_GOAL 1:_ In the interview on the Caribbean fund industry, which organization grey listed the BVI?

_DOCUMENT SECTION:_
··········

AST talks to leading light to discuss future for industry in the Caribbean
AST meets a leading lights in the industry to discuss the future of the fund and asset servicing industry in the Caribbean
AST: How well did the Caribbean cope with the financial downturn?
John Bohan: It has coped exceptionally well. Three years ago, when the extent of the crisis was filtering through, it was widely expected that there would be a flight from offshore domiciles to onshore and more regulated jurisdictions. While there has been some movement, the appeal of offshore jurisdictions remains, and there is now as much demand as there were before. Of course the downturn means there are fewer funds and less business but the demand for unregulated product is still there in Bermuda and the Cayman Islands.
It’s a bit of a sliding scale when you look beyond those two markets. Curacao isn’t as successful as it once was, and the BVI has had some regulatory issues, which led to it being grey listed by the OECD. So while the region as a whole has coped very well during the downturn, on a case-by-case basis we are seeing macro effects on some jurisdictions.

··········

_DATA SUPPLIED:_
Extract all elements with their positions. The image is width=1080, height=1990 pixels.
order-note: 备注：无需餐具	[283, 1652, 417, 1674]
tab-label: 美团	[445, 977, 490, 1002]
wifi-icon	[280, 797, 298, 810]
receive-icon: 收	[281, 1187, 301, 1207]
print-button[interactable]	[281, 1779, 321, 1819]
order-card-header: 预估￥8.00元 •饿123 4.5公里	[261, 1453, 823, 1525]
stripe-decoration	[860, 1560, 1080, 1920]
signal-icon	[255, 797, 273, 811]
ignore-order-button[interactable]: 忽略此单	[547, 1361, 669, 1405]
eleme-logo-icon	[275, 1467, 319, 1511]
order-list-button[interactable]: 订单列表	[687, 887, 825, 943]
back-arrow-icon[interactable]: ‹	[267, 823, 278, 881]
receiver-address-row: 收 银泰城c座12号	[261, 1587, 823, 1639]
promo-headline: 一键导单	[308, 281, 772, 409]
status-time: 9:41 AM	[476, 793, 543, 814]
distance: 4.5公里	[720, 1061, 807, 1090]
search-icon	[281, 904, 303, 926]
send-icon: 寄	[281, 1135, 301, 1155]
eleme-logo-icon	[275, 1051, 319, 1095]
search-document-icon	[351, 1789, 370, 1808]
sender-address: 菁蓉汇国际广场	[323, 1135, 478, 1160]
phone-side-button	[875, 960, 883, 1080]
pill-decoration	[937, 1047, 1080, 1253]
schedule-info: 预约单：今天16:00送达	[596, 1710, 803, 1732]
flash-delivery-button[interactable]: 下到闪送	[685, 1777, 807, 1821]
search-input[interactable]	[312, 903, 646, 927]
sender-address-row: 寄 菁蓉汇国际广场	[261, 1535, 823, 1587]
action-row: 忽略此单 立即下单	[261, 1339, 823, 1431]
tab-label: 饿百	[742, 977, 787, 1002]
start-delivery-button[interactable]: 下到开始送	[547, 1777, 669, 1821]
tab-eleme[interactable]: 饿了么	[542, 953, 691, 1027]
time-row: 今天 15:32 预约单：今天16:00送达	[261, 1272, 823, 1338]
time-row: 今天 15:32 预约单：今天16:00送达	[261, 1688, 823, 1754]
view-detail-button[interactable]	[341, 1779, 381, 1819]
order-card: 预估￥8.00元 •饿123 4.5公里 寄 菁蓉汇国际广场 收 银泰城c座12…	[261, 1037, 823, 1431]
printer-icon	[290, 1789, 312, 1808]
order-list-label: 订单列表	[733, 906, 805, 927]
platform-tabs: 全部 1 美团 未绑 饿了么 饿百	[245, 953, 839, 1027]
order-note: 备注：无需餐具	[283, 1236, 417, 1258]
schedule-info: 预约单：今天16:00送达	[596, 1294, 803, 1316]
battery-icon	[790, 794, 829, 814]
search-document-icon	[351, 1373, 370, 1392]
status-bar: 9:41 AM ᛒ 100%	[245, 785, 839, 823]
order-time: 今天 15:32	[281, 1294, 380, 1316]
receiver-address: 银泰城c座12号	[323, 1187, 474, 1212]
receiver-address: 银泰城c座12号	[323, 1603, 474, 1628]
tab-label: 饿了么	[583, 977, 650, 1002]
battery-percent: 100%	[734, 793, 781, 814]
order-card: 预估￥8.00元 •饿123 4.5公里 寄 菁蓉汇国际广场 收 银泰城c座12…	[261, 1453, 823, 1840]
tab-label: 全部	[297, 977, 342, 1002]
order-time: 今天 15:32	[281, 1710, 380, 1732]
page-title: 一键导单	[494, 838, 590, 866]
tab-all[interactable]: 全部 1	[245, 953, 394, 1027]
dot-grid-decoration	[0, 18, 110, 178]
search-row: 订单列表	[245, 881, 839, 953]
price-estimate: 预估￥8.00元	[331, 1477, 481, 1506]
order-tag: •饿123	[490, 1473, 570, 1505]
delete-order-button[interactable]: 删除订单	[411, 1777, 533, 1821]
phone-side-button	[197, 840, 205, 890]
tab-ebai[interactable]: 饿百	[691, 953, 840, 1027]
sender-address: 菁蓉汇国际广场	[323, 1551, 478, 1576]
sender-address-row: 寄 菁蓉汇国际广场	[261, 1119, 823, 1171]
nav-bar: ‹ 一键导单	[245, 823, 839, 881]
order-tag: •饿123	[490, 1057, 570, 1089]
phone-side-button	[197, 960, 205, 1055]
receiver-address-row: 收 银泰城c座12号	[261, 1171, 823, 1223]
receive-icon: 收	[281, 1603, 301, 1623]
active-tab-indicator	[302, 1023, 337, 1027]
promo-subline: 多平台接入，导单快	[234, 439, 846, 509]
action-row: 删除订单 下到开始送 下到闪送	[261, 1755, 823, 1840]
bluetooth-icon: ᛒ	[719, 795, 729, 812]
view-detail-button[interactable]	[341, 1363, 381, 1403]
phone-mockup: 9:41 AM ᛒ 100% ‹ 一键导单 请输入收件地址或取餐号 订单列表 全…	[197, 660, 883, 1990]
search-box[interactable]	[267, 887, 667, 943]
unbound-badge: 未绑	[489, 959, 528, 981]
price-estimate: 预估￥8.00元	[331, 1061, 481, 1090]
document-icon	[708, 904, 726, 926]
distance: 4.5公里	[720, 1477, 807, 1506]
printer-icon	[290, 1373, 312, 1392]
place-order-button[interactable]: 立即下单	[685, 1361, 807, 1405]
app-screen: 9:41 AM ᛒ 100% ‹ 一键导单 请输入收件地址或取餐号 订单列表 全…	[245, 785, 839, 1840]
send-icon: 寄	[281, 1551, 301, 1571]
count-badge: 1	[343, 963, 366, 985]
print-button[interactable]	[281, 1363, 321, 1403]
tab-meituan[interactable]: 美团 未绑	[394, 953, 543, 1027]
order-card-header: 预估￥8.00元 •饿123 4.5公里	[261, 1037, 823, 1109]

··········

_GOAL 2:_ Write out the part of the listing that runs from its first line through the line containing "281, 772, 409]", including both of those lines.

_EXERCISE RESULT 1:_ The OECD.

_EXERCISE RESULT 2:_
Extract all elements with their positions. The image is width=1080, height=1990 pixels.
order-note: 备注：无需餐具	[283, 1652, 417, 1674]
tab-label: 美团	[445, 977, 490, 1002]
wifi-icon	[280, 797, 298, 810]
receive-icon: 收	[281, 1187, 301, 1207]
print-button[interactable]	[281, 1779, 321, 1819]
order-card-header: 预估￥8.00元 •饿123 4.5公里	[261, 1453, 823, 1525]
stripe-decoration	[860, 1560, 1080, 1920]
signal-icon	[255, 797, 273, 811]
ignore-order-button[interactable]: 忽略此单	[547, 1361, 669, 1405]
eleme-logo-icon	[275, 1467, 319, 1511]
order-list-button[interactable]: 订单列表	[687, 887, 825, 943]
back-arrow-icon[interactable]: ‹	[267, 823, 278, 881]
receiver-address-row: 收 银泰城c座12号	[261, 1587, 823, 1639]
promo-headline: 一键导单	[308, 281, 772, 409]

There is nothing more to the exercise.